- **What to produce**
The records below are to be quoted in full; please keep every word exact.
--- BEGIN Supplied data ---
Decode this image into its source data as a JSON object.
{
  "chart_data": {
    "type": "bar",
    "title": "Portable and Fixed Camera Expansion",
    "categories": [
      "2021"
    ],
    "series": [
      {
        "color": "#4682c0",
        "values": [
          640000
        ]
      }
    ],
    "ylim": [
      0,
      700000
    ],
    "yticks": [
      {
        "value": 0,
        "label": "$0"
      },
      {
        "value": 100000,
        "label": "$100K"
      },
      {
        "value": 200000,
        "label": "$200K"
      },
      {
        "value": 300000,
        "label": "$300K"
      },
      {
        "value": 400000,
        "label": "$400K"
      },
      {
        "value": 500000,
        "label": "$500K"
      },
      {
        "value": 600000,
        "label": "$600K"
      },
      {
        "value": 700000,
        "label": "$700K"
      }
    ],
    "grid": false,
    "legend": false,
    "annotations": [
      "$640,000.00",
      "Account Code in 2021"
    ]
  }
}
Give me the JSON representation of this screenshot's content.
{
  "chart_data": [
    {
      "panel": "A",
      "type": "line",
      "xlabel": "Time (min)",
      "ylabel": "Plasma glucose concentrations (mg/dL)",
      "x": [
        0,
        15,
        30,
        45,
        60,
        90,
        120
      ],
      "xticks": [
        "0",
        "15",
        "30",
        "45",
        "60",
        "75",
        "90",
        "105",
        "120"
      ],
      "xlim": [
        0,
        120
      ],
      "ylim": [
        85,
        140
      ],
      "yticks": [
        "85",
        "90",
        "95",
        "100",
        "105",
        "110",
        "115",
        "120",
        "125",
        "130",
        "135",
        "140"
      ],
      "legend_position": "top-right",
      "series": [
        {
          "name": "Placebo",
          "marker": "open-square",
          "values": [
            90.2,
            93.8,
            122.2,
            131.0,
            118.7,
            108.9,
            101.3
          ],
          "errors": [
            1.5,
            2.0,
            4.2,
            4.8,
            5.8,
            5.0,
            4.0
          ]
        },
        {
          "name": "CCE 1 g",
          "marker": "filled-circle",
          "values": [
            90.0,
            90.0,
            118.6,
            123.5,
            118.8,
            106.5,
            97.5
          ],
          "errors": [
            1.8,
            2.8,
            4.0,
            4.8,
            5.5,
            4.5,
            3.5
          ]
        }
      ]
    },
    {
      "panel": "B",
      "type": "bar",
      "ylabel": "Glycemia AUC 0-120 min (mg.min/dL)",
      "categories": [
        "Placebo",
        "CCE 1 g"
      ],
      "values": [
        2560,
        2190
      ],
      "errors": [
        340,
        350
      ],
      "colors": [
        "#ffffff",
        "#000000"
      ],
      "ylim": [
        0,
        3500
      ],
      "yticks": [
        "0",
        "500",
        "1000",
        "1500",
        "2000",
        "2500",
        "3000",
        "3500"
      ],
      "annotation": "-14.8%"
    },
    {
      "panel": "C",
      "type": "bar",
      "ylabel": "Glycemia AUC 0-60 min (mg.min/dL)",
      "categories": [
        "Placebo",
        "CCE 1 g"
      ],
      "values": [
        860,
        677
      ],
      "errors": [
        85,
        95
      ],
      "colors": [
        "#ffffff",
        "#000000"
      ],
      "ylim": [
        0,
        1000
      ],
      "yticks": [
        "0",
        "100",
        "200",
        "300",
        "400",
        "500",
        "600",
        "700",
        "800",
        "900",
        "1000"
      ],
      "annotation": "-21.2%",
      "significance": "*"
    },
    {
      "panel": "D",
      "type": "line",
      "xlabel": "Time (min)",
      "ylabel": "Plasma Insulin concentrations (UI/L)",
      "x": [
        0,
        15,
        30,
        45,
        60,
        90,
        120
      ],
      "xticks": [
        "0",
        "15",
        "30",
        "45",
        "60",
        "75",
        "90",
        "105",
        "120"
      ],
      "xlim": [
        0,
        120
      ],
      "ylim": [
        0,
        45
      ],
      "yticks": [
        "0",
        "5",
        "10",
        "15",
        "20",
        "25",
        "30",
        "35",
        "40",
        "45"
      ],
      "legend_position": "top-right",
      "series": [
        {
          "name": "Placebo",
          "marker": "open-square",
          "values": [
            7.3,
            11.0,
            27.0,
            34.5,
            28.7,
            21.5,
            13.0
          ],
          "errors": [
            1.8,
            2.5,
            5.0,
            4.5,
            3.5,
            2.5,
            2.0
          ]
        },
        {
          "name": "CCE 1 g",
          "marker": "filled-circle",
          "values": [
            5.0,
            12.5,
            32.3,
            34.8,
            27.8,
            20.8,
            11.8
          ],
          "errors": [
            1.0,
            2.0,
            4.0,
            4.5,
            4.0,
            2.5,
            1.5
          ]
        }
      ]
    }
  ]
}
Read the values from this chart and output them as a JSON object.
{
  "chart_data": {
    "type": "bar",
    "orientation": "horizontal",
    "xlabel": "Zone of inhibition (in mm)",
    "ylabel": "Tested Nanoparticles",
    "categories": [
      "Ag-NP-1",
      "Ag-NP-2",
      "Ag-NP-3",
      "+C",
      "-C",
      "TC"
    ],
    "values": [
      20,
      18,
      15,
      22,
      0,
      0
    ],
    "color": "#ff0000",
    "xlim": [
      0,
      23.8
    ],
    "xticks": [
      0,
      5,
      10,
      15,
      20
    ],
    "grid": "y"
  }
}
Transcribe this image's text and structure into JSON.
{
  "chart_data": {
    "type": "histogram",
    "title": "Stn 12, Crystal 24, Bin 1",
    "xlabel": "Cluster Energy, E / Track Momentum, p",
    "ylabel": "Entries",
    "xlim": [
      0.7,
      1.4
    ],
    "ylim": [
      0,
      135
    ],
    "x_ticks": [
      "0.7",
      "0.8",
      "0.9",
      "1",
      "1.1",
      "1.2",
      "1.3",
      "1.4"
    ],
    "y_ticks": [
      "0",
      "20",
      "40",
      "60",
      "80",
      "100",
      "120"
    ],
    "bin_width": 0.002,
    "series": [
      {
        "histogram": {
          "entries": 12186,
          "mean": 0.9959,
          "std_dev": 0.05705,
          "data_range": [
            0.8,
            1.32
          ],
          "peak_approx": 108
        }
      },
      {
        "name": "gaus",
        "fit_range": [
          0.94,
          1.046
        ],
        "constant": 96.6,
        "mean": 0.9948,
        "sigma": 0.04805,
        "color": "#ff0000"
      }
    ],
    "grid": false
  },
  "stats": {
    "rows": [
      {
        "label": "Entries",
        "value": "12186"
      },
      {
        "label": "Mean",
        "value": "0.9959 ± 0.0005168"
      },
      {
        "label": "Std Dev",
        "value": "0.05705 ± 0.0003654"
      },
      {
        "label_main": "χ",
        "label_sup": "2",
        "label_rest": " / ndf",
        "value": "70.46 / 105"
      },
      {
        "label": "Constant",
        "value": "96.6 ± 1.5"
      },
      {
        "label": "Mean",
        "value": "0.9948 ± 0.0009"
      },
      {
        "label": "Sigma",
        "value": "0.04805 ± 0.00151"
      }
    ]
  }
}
--- END Supplied data ---
- **Solution below**
Decode this image into its source data as a JSON object.
{
  "chart_data": {
    "type": "bar",
    "title": "Portable and Fixed Camera Expansion",
    "categories": [
      "2021"
    ],
    "series": [
      {
        "color": "#4682c0",
        "values": [
          640000
        ]
      }
    ],
    "ylim": [
      0,
      700000
    ],
    "yticks": [
      {
        "value": 0,
        "label": "$0"
      },
      {
        "value": 100000,
        "label": "$100K"
      },
      {
        "value": 200000,
        "label": "$200K"
      },
      {
        "value": 300000,
        "label": "$300K"
      },
      {
        "value": 400000,
        "label": "$400K"
      },
      {
        "value": 500000,
        "label": "$500K"
      },
      {
        "value": 600000,
        "label": "$600K"
      },
      {
        "value": 700000,
        "label": "$700K"
      }
    ],
    "grid": false,
    "legend": false,
    "annotations": [
      "$640,000.00",
      "Account Code in 2021"
    ]
  }
}
Give me the JSON representation of this screenshot's content.
{
  "chart_data": [
    {
      "panel": "A",
      "type": "line",
      "xlabel": "Time (min)",
      "ylabel": "Plasma glucose concentrations (mg/dL)",
      "x": [
        0,
        15,
        30,
        45,
        60,
        90,
        120
      ],
      "xticks": [
        "0",
        "15",
        "30",
        "45",
        "60",
        "75",
        "90",
        "105",
        "120"
      ],
      "xlim": [
        0,
        120
      ],
      "ylim": [
        85,
        140
      ],
      "yticks": [
        "85",
        "90",
        "95",
        "100",
        "105",
        "110",
        "115",
        "120",
        "125",
        "130",
        "135",
        "140"
      ],
      "legend_position": "top-right",
      "series": [
        {
          "name": "Placebo",
          "marker": "open-square",
          "values": [
            90.2,
            93.8,
            122.2,
            131.0,
            118.7,
            108.9,
            101.3
          ],
          "errors": [
            1.5,
            2.0,
            4.2,
            4.8,
            5.8,
            5.0,
            4.0
          ]
        },
        {
          "name": "CCE 1 g",
          "marker": "filled-circle",
          "values": [
            90.0,
            90.0,
            118.6,
            123.5,
            118.8,
            106.5,
            97.5
          ],
          "errors": [
            1.8,
            2.8,
            4.0,
            4.8,
            5.5,
            4.5,
            3.5
          ]
        }
      ]
    },
    {
      "panel": "B",
      "type": "bar",
      "ylabel": "Glycemia AUC 0-120 min (mg.min/dL)",
      "categories": [
        "Placebo",
        "CCE 1 g"
      ],
      "values": [
        2560,
        2190
      ],
      "errors": [
        340,
        350
      ],
      "colors": [
        "#ffffff",
        "#000000"
      ],
      "ylim": [
        0,
        3500
      ],
      "yticks": [
        "0",
        "500",
        "1000",
        "1500",
        "2000",
        "2500",
        "3000",
        "3500"
      ],
      "annotation": "-14.8%"
    },
    {
      "panel": "C",
      "type": "bar",
      "ylabel": "Glycemia AUC 0-60 min (mg.min/dL)",
      "categories": [
        "Placebo",
        "CCE 1 g"
      ],
      "values": [
        860,
        677
      ],
      "errors": [
        85,
        95
      ],
      "colors": [
        "#ffffff",
        "#000000"
      ],
      "ylim": [
        0,
        1000
      ],
      "yticks": [
        "0",
        "100",
        "200",
        "300",
        "400",
        "500",
        "600",
        "700",
        "800",
        "900",
        "1000"
      ],
      "annotation": "-21.2%",
      "significance": "*"
    },
    {
      "panel": "D",
      "type": "line",
      "xlabel": "Time (min)",
      "ylabel": "Plasma Insulin concentrations (UI/L)",
      "x": [
        0,
        15,
        30,
        45,
        60,
        90,
        120
      ],
      "xticks": [
        "0",
        "15",
        "30",
        "45",
        "60",
        "75",
        "90",
        "105",
        "120"
      ],
      "xlim": [
        0,
        120
      ],
      "ylim": [
        0,
        45
      ],
      "yticks": [
        "0",
        "5",
        "10",
        "15",
        "20",
        "25",
        "30",
        "35",
        "40",
        "45"
      ],
      "legend_position": "top-right",
      "series": [
        {
          "name": "Placebo",
          "marker": "open-square",
          "values": [
            7.3,
            11.0,
            27.0,
            34.5,
            28.7,
            21.5,
            13.0
          ],
          "errors": [
            1.8,
            2.5,
            5.0,
            4.5,
            3.5,
            2.5,
            2.0
          ]
        },
        {
          "name": "CCE 1 g",
          "marker": "filled-circle",
          "values": [
            5.0,
            12.5,
            32.3,
            34.8,
            27.8,
            20.8,
            11.8
          ],
          "errors": [
            1.0,
            2.0,
            4.0,
            4.5,
            4.0,
            2.5,
            1.5
          ]
        }
      ]
    }
  ]
}
Read the values from this chart and output them as a JSON object.
{
  "chart_data": {
    "type": "bar",
    "orientation": "horizontal",
    "xlabel": "Zone of inhibition (in mm)",
    "ylabel": "Tested Nanoparticles",
    "categories": [
      "Ag-NP-1",
      "Ag-NP-2",
      "Ag-NP-3",
      "+C",
      "-C",
      "TC"
    ],
    "values": [
      20,
      18,
      15,
      22,
      0,
      0
    ],
    "color": "#ff0000",
    "xlim": [
      0,
      23.8
    ],
    "xticks": [
      0,
      5,
      10,
      15,
      20
    ],
    "grid": "y"
  }
}
Transcribe this image's text and structure into JSON.
{
  "chart_data": {
    "type": "histogram",
    "title": "Stn 12, Crystal 24, Bin 1",
    "xlabel": "Cluster Energy, E / Track Momentum, p",
    "ylabel": "Entries",
    "xlim": [
      0.7,
      1.4
    ],
    "ylim": [
      0,
      135
    ],
    "x_ticks": [
      "0.7",
      "0.8",
      "0.9",
      "1",
      "1.1",
      "1.2",
      "1.3",
      "1.4"
    ],
    "y_ticks": [
      "0",
      "20",
      "40",
      "60",
      "80",
      "100",
      "120"
    ],
    "bin_width": 0.002,
    "series": [
      {
        "histogram": {
          "entries": 12186,
          "mean": 0.9959,
          "std_dev": 0.05705,
          "data_range": [
            0.8,
            1.32
          ],
          "peak_approx": 108
        }
      },
      {
        "name": "gaus",
        "fit_range": [
          0.94,
          1.046
        ],
        "constant": 96.6,
        "mean": 0.9948,
        "sigma": 0.04805,
        "color": "#ff0000"
      }
    ],
    "grid": false
  },
  "stats": {
    "rows": [
      {
        "label": "Entries",
        "value": "12186"
      },
      {
        "label": "Mean",
        "value": "0.9959 ± 0.0005168"
      },
      {
        "label": "Std Dev",
        "value": "0.05705 ± 0.0003654"
      },
      {
        "label_main": "χ",
        "label_sup": "2",
        "label_rest": " / ndf",
        "value": "70.46 / 105"
      },
      {
        "label": "Constant",
        "value": "96.6 ± 1.5"
      },
      {
        "label": "Mean",
        "value": "0.9948 ± 0.0009"
      },
      {
        "label": "Sigma",
        "value": "0.04805 ± 0.00151"
      }
    ]
  }
}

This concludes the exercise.